TASK PROMPT:
The records that follow are to be transcribed in full, without their images.
-------- DATA IN THIS EXERCISE --------
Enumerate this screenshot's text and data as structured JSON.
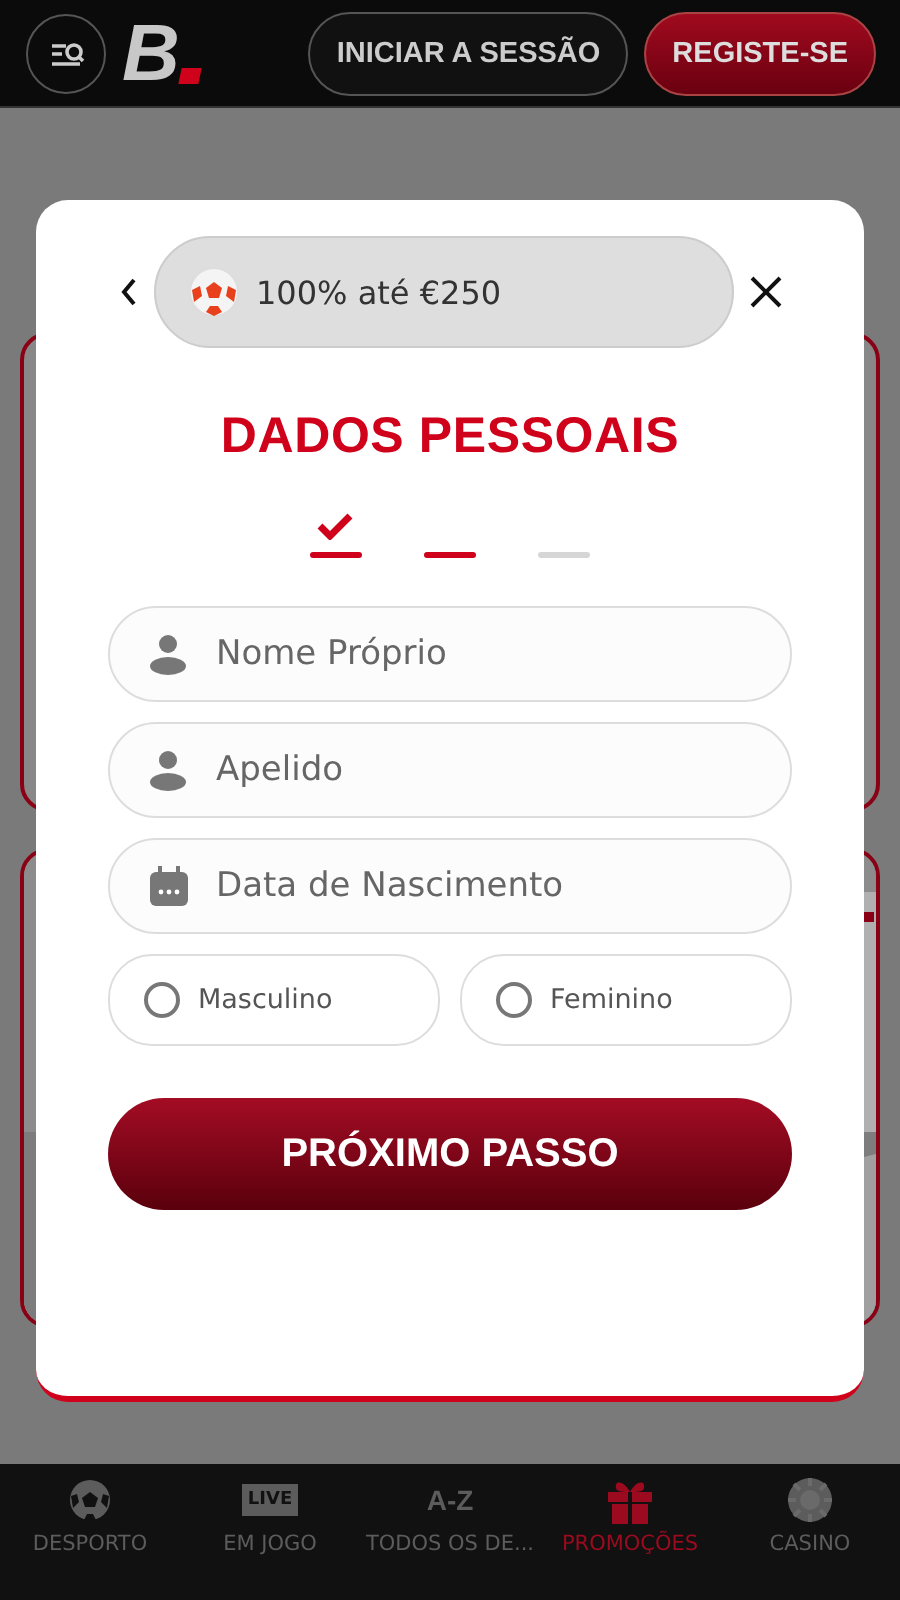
{
  "header": {
    "logo": "B",
    "buttons": [
      {
        "label": "INICIAR A SESSÃO",
        "kind": "outline"
      },
      {
        "label": "REGISTE-SE",
        "kind": "primary"
      }
    ]
  },
  "modal": {
    "offer": "100% até €250",
    "title": "DADOS PESSOAIS",
    "steps": [
      {
        "done": true,
        "active": true
      },
      {
        "done": false,
        "active": true
      },
      {
        "done": false,
        "active": false
      }
    ],
    "fields": [
      {
        "kind": "person",
        "placeholder": "Nome Próprio"
      },
      {
        "kind": "person",
        "placeholder": "Apelido"
      },
      {
        "kind": "date",
        "placeholder": "Data de Nascimento"
      }
    ],
    "gender": [
      {
        "label": "Masculino",
        "selected": false
      },
      {
        "label": "Feminino",
        "selected": false
      }
    ],
    "button": "PRÓXIMO PASSO"
  },
  "nav": [
    {
      "kind": "ball",
      "label": "DESPORTO",
      "selected": false
    },
    {
      "kind": "live",
      "label": "EM JOGO",
      "selected": false,
      "icon_text": "LIVE"
    },
    {
      "kind": "az",
      "label": "TODOS OS DE...",
      "selected": false,
      "icon_text": "A-Z"
    },
    {
      "kind": "gift",
      "label": "PROMOÇÕES",
      "selected": true
    },
    {
      "kind": "chip",
      "label": "CASINO",
      "selected": false
    }
  ]
}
--------
EXPECTED ANSWER:
Enumerate this screenshot's text and data as structured JSON.
{
  "header": {
    "logo": "B",
    "buttons": [
      {
        "label": "INICIAR A SESSÃO",
        "kind": "outline"
      },
      {
        "label": "REGISTE-SE",
        "kind": "primary"
      }
    ]
  },
  "modal": {
    "offer": "100% até €250",
    "title": "DADOS PESSOAIS",
    "steps": [
      {
        "done": true,
        "active": true
      },
      {
        "done": false,
        "active": true
      },
      {
        "done": false,
        "active": false
      }
    ],
    "fields": [
      {
        "kind": "person",
        "placeholder": "Nome Próprio"
      },
      {
        "kind": "person",
        "placeholder": "Apelido"
      },
      {
        "kind": "date",
        "placeholder": "Data de Nascimento"
      }
    ],
    "gender": [
      {
        "label": "Masculino",
        "selected": false
      },
      {
        "label": "Feminino",
        "selected": false
      }
    ],
    "button": "PRÓXIMO PASSO"
  },
  "nav": [
    {
      "kind": "ball",
      "label": "DESPORTO",
      "selected": false
    },
    {
      "kind": "live",
      "label": "EM JOGO",
      "selected": false,
      "icon_text": "LIVE"
    },
    {
      "kind": "az",
      "label": "TODOS OS DE...",
      "selected": false,
      "icon_text": "A-Z"
    },
    {
      "kind": "gift",
      "label": "PROMOÇÕES",
      "selected": true
    },
    {
      "kind": "chip",
      "label": "CASINO",
      "selected": false
    }
  ]
}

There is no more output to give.